• Given records:
******************************
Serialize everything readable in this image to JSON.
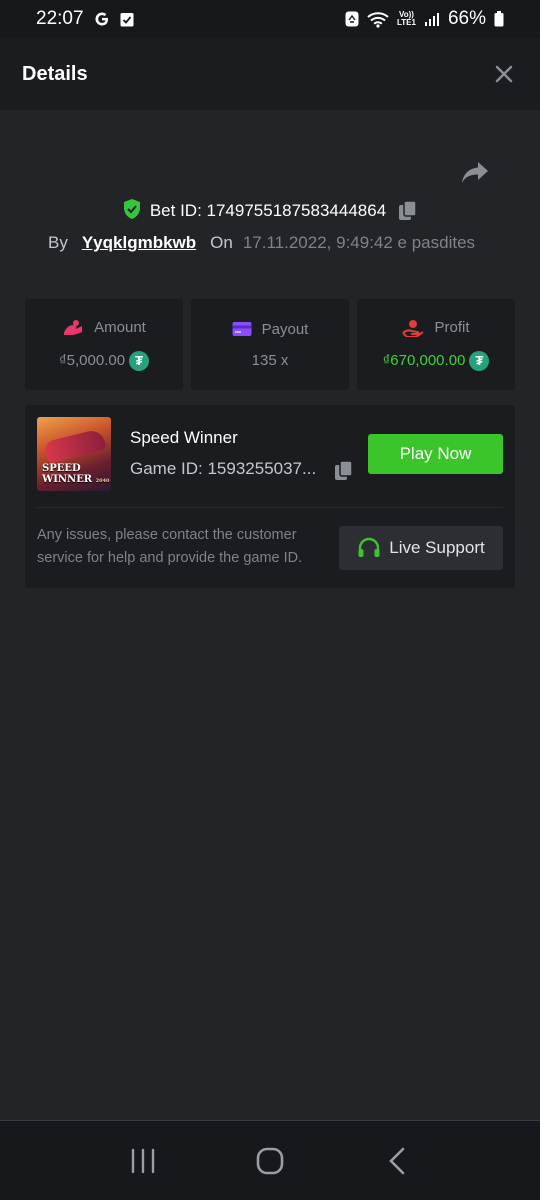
{
  "status_bar": {
    "time": "22:07",
    "left_icons": [
      "google-g-icon",
      "check-box-icon"
    ],
    "right_icons": [
      "recycle-icon",
      "wifi-icon",
      "volte-icon",
      "signal-icon",
      "battery-icon"
    ],
    "volte_line1": "Vo))",
    "volte_line2": "LTE1",
    "battery_percent": "66%"
  },
  "header": {
    "title": "Details",
    "close_icon": "close-icon"
  },
  "bet": {
    "label": "Bet ID: 1749755187583444864",
    "by_label": "By",
    "user": "Yyqklgmbkwb",
    "on_label": "On",
    "date": "17.11.2022, 9:49:42 e pasdites"
  },
  "stats": [
    {
      "label": "Amount",
      "value": "₫5,000.00",
      "icon": "amount-icon",
      "color": "#e8386a",
      "coin": true
    },
    {
      "label": "Payout",
      "value": "135 x",
      "icon": "card-icon",
      "color": "#8b4cff",
      "coin": false
    },
    {
      "label": "Profit",
      "value": "₫670,000.00",
      "icon": "profit-icon",
      "color": "#e33a3a",
      "coin": true
    }
  ],
  "coin_symbol": "₮",
  "game": {
    "name": "Speed Winner",
    "id": "Game ID: 1593255037...",
    "thumb_line1": "SPEED",
    "thumb_line2": "WINNER",
    "thumb_tag": "2040",
    "play_label": "Play Now",
    "issue_text": "Any issues, please contact the customer service for help and provide the game ID.",
    "support_label": "Live Support"
  },
  "colors": {
    "accent_green": "#3cc52b",
    "profit_green": "#3dd13a",
    "background": "#232428",
    "card": "#1b1c20"
  }
}
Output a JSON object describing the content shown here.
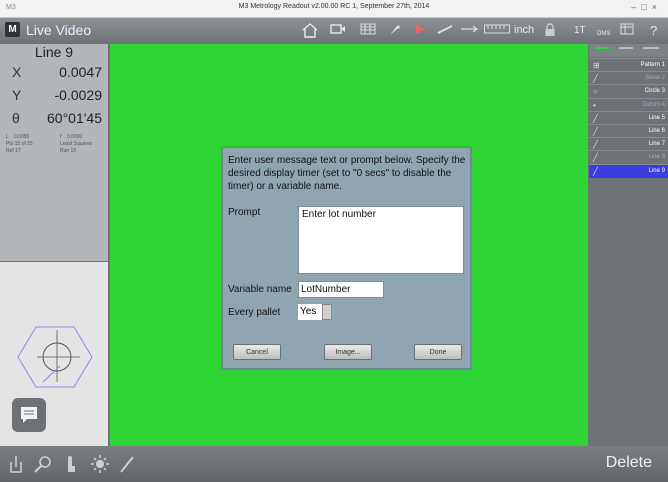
{
  "window": {
    "title": "M3 Metrology Readout  v2.00.00 RC 1, September 27th, 2014",
    "app_icon": "M3"
  },
  "toolbar": {
    "logo": "M",
    "mode": "Live Video",
    "units": "inch",
    "tool_1t": "1T",
    "tool_dms": "DMS",
    "help": "?"
  },
  "feature": {
    "name": "Line 9",
    "rows": [
      {
        "key": "X",
        "value": "0.0047"
      },
      {
        "key": "Y",
        "value": "-0.0029"
      },
      {
        "key": "θ",
        "value": "60°01'45"
      }
    ],
    "details": {
      "l_label": "L",
      "l_value": "0.0055",
      "f_label": "f",
      "f_value": "0.0000",
      "pts": "Pts 15 of 15",
      "method": "Least Squares",
      "ref": "Ref 1T",
      "run": "Run 15"
    }
  },
  "dialog": {
    "message": "Enter user message text or prompt below. Specify the desired display timer (set to \"0 secs\" to disable the timer) or a variable name.",
    "prompt_label": "Prompt",
    "prompt_value": "Enter lot number",
    "variable_label": "Variable name",
    "variable_value": "LotNumber",
    "pallet_label": "Every pallet",
    "pallet_value": "Yes",
    "cancel": "Cancel",
    "image": "Image...",
    "done": "Done"
  },
  "features_list": [
    {
      "name": "Pattern 1",
      "icon": "pattern-icon",
      "state": "normal"
    },
    {
      "name": "Skew 2",
      "icon": "line-icon",
      "state": "dim"
    },
    {
      "name": "Circle 3",
      "icon": "circle-icon",
      "state": "normal"
    },
    {
      "name": "Datum 4",
      "icon": "point-icon",
      "state": "dim"
    },
    {
      "name": "Line 5",
      "icon": "line-icon",
      "state": "normal"
    },
    {
      "name": "Line 6",
      "icon": "line-icon",
      "state": "normal"
    },
    {
      "name": "Line 7",
      "icon": "line-icon",
      "state": "normal"
    },
    {
      "name": "Line 8",
      "icon": "line-icon",
      "state": "dim"
    },
    {
      "name": "Line 9",
      "icon": "line-icon",
      "state": "selected"
    }
  ],
  "bottom": {
    "delete": "Delete"
  },
  "colors": {
    "video": "#2fd535",
    "selected": "#3b3fe0",
    "dialog": "#8fa6b1",
    "chrome": "#6d7276"
  }
}
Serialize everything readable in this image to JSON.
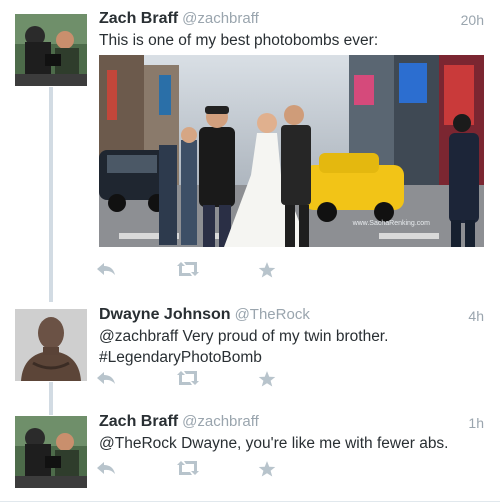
{
  "tweets": [
    {
      "name": "Zach Braff",
      "handle": "@zachbraff",
      "time": "20h",
      "text": "This is one of my best photobombs ever:",
      "photo_credit": "www.SachaRenking.com"
    },
    {
      "name": "Dwayne Johnson",
      "handle": "@TheRock",
      "time": "4h",
      "text_line1": "@zachbraff Very proud of my twin brother.",
      "text_line2": "#LegendaryPhotoBomb"
    },
    {
      "name": "Zach Braff",
      "handle": "@zachbraff",
      "time": "1h",
      "text": "@TheRock Dwayne, you're like me with fewer abs."
    }
  ],
  "icons": {
    "reply": "reply-icon",
    "retweet": "retweet-icon",
    "favorite": "star-icon"
  },
  "colors": {
    "text": "#292f33",
    "secondary": "#9aa5ae",
    "action_icon": "#b8c4cc",
    "thread_line": "#d2dbe3"
  }
}
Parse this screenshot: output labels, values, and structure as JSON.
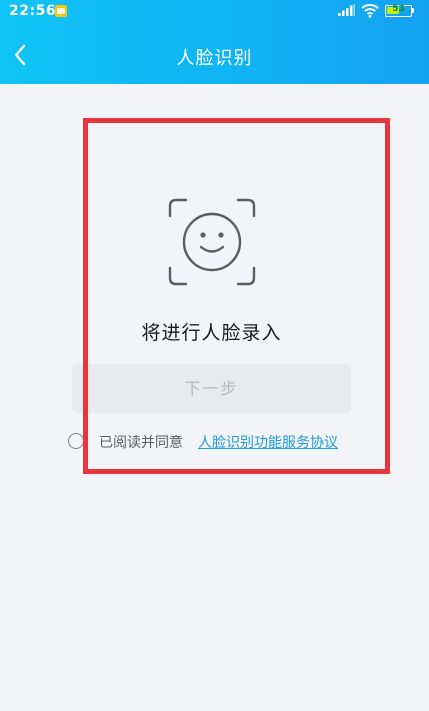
{
  "status_bar": {
    "time": "22:56",
    "battery_level": "53",
    "icons": [
      "notification-icon",
      "signal-icon",
      "wifi-icon",
      "battery-icon"
    ]
  },
  "nav": {
    "back_icon": "chevron-left-icon",
    "title": "人脸识别"
  },
  "main": {
    "face_icon": "face-scan-icon",
    "headline": "将进行人脸录入",
    "next_button_label": "下一步",
    "agreement_prefix": "已阅读并同意",
    "agreement_link": "人脸识别功能服务协议"
  },
  "colors": {
    "header_gradient_start": "#0fc4f6",
    "header_gradient_end": "#14a1f1",
    "background": "#f3f4f8",
    "disabled_button_bg": "#e9eaed",
    "disabled_button_text": "#b7b8bc",
    "link": "#1e9cdb",
    "highlight_border": "#e8343b"
  }
}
******************************
• Exercise goal: Return the listing above in full and without alteration, excluding its pictures.

• Response for this exercise:
Serialize everything readable in this image to JSON.
{
  "status_bar": {
    "time": "22:07",
    "left_icons": [
      "google-g-icon",
      "check-box-icon"
    ],
    "right_icons": [
      "recycle-icon",
      "wifi-icon",
      "volte-icon",
      "signal-icon",
      "battery-icon"
    ],
    "volte_line1": "Vo))",
    "volte_line2": "LTE1",
    "battery_percent": "66%"
  },
  "header": {
    "title": "Details",
    "close_icon": "close-icon"
  },
  "bet": {
    "label": "Bet ID: 1749755187583444864",
    "by_label": "By",
    "user": "Yyqklgmbkwb",
    "on_label": "On",
    "date": "17.11.2022, 9:49:42 e pasdites"
  },
  "stats": [
    {
      "label": "Amount",
      "value": "₫5,000.00",
      "icon": "amount-icon",
      "color": "#e8386a",
      "coin": true
    },
    {
      "label": "Payout",
      "value": "135 x",
      "icon": "card-icon",
      "color": "#8b4cff",
      "coin": false
    },
    {
      "label": "Profit",
      "value": "₫670,000.00",
      "icon": "profit-icon",
      "color": "#e33a3a",
      "coin": true
    }
  ],
  "coin_symbol": "₮",
  "game": {
    "name": "Speed Winner",
    "id": "Game ID: 1593255037...",
    "thumb_line1": "SPEED",
    "thumb_line2": "WINNER",
    "thumb_tag": "2040",
    "play_label": "Play Now",
    "issue_text": "Any issues, please contact the customer service for help and provide the game ID.",
    "support_label": "Live Support"
  },
  "colors": {
    "accent_green": "#3cc52b",
    "profit_green": "#3dd13a",
    "background": "#232428",
    "card": "#1b1c20"
  }
}
Output a JSON object describing the content shown here.
{
  "window": {
    "title": "M3 Metrology Readout  v2.00.00 RC 1, September 27th, 2014",
    "app_icon": "M3"
  },
  "toolbar": {
    "logo": "M",
    "mode": "Live Video",
    "units": "inch",
    "tool_1t": "1T",
    "tool_dms": "DMS",
    "help": "?"
  },
  "feature": {
    "name": "Line 9",
    "rows": [
      {
        "key": "X",
        "value": "0.0047"
      },
      {
        "key": "Y",
        "value": "-0.0029"
      },
      {
        "key": "θ",
        "value": "60°01'45"
      }
    ],
    "details": {
      "l_label": "L",
      "l_value": "0.0055",
      "f_label": "f",
      "f_value": "0.0000",
      "pts": "Pts 15 of 15",
      "method": "Least Squares",
      "ref": "Ref 1T",
      "run": "Run 15"
    }
  },
  "dialog": {
    "message": "Enter user message text or prompt below. Specify the desired display timer (set to \"0 secs\" to disable the timer) or a variable name.",
    "prompt_label": "Prompt",
    "prompt_value": "Enter lot number",
    "variable_label": "Variable name",
    "variable_value": "LotNumber",
    "pallet_label": "Every pallet",
    "pallet_value": "Yes",
    "cancel": "Cancel",
    "image": "Image...",
    "done": "Done"
  },
  "features_list": [
    {
      "name": "Pattern 1",
      "icon": "pattern-icon",
      "state": "normal"
    },
    {
      "name": "Skew 2",
      "icon": "line-icon",
      "state": "dim"
    },
    {
      "name": "Circle 3",
      "icon": "circle-icon",
      "state": "normal"
    },
    {
      "name": "Datum 4",
      "icon": "point-icon",
      "state": "dim"
    },
    {
      "name": "Line 5",
      "icon": "line-icon",
      "state": "normal"
    },
    {
      "name": "Line 6",
      "icon": "line-icon",
      "state": "normal"
    },
    {
      "name": "Line 7",
      "icon": "line-icon",
      "state": "normal"
    },
    {
      "name": "Line 8",
      "icon": "line-icon",
      "state": "dim"
    },
    {
      "name": "Line 9",
      "icon": "line-icon",
      "state": "selected"
    }
  ],
  "bottom": {
    "delete": "Delete"
  },
  "colors": {
    "video": "#2fd535",
    "selected": "#3b3fe0",
    "dialog": "#8fa6b1",
    "chrome": "#6d7276"
  }
}
Serialize everything readable in this image to JSON.
{
  "tweets": [
    {
      "name": "Zach Braff",
      "handle": "@zachbraff",
      "time": "20h",
      "text": "This is one of my best photobombs ever:",
      "photo_credit": "www.SachaRenking.com"
    },
    {
      "name": "Dwayne Johnson",
      "handle": "@TheRock",
      "time": "4h",
      "text_line1": "@zachbraff Very proud of my twin brother.",
      "text_line2": "#LegendaryPhotoBomb"
    },
    {
      "name": "Zach Braff",
      "handle": "@zachbraff",
      "time": "1h",
      "text": "@TheRock Dwayne, you're like me with fewer abs."
    }
  ],
  "icons": {
    "reply": "reply-icon",
    "retweet": "retweet-icon",
    "favorite": "star-icon"
  },
  "colors": {
    "text": "#292f33",
    "secondary": "#9aa5ae",
    "action_icon": "#b8c4cc",
    "thread_line": "#d2dbe3"
  }
}
Parse this screenshot: output labels, values, and structure as JSON.
{
  "status_bar": {
    "time": "22:56",
    "battery_level": "53",
    "icons": [
      "notification-icon",
      "signal-icon",
      "wifi-icon",
      "battery-icon"
    ]
  },
  "nav": {
    "back_icon": "chevron-left-icon",
    "title": "人脸识别"
  },
  "main": {
    "face_icon": "face-scan-icon",
    "headline": "将进行人脸录入",
    "next_button_label": "下一步",
    "agreement_prefix": "已阅读并同意",
    "agreement_link": "人脸识别功能服务协议"
  },
  "colors": {
    "header_gradient_start": "#0fc4f6",
    "header_gradient_end": "#14a1f1",
    "background": "#f3f4f8",
    "disabled_button_bg": "#e9eaed",
    "disabled_button_text": "#b7b8bc",
    "link": "#1e9cdb",
    "highlight_border": "#e8343b"
  }
}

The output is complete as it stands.